Stated problem - The listing must be reproduced in full, exactly as it stands.

Data records -
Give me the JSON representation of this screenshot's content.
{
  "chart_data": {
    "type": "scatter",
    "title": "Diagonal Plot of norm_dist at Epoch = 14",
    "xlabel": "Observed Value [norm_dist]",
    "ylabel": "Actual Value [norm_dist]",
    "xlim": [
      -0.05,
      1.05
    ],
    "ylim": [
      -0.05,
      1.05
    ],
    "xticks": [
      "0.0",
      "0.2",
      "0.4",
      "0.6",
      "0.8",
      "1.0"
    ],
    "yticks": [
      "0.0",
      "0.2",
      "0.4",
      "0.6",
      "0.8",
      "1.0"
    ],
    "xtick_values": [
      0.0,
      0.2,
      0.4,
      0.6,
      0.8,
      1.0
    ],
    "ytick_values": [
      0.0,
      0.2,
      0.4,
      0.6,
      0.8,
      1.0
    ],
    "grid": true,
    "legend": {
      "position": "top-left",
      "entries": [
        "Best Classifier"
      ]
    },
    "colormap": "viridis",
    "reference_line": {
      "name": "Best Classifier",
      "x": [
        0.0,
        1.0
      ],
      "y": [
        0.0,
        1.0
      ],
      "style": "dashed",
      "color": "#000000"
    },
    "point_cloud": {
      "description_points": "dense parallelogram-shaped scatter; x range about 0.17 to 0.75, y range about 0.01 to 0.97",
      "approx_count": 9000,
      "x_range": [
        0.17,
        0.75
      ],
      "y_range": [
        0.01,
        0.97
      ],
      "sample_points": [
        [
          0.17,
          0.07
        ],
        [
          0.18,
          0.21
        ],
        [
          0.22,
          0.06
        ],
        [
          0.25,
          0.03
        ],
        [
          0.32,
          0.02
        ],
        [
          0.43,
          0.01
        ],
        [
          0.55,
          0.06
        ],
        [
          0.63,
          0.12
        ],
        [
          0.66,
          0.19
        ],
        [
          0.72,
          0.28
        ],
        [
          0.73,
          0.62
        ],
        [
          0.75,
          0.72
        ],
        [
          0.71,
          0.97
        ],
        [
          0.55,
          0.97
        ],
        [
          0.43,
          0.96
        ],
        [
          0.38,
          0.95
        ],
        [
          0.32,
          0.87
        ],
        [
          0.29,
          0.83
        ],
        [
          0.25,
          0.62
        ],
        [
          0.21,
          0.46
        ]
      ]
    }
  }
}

Finished task -
Give me the JSON representation of this screenshot's content.
{
  "chart_data": {
    "type": "scatter",
    "title": "Diagonal Plot of norm_dist at Epoch = 14",
    "xlabel": "Observed Value [norm_dist]",
    "ylabel": "Actual Value [norm_dist]",
    "xlim": [
      -0.05,
      1.05
    ],
    "ylim": [
      -0.05,
      1.05
    ],
    "xticks": [
      "0.0",
      "0.2",
      "0.4",
      "0.6",
      "0.8",
      "1.0"
    ],
    "yticks": [
      "0.0",
      "0.2",
      "0.4",
      "0.6",
      "0.8",
      "1.0"
    ],
    "xtick_values": [
      0.0,
      0.2,
      0.4,
      0.6,
      0.8,
      1.0
    ],
    "ytick_values": [
      0.0,
      0.2,
      0.4,
      0.6,
      0.8,
      1.0
    ],
    "grid": true,
    "legend": {
      "position": "top-left",
      "entries": [
        "Best Classifier"
      ]
    },
    "colormap": "viridis",
    "reference_line": {
      "name": "Best Classifier",
      "x": [
        0.0,
        1.0
      ],
      "y": [
        0.0,
        1.0
      ],
      "style": "dashed",
      "color": "#000000"
    },
    "point_cloud": {
      "description_points": "dense parallelogram-shaped scatter; x range about 0.17 to 0.75, y range about 0.01 to 0.97",
      "approx_count": 9000,
      "x_range": [
        0.17,
        0.75
      ],
      "y_range": [
        0.01,
        0.97
      ],
      "sample_points": [
        [
          0.17,
          0.07
        ],
        [
          0.18,
          0.21
        ],
        [
          0.22,
          0.06
        ],
        [
          0.25,
          0.03
        ],
        [
          0.32,
          0.02
        ],
        [
          0.43,
          0.01
        ],
        [
          0.55,
          0.06
        ],
        [
          0.63,
          0.12
        ],
        [
          0.66,
          0.19
        ],
        [
          0.72,
          0.28
        ],
        [
          0.73,
          0.62
        ],
        [
          0.75,
          0.72
        ],
        [
          0.71,
          0.97
        ],
        [
          0.55,
          0.97
        ],
        [
          0.43,
          0.96
        ],
        [
          0.38,
          0.95
        ],
        [
          0.32,
          0.87
        ],
        [
          0.29,
          0.83
        ],
        [
          0.25,
          0.62
        ],
        [
          0.21,
          0.46
        ]
      ]
    }
  }
}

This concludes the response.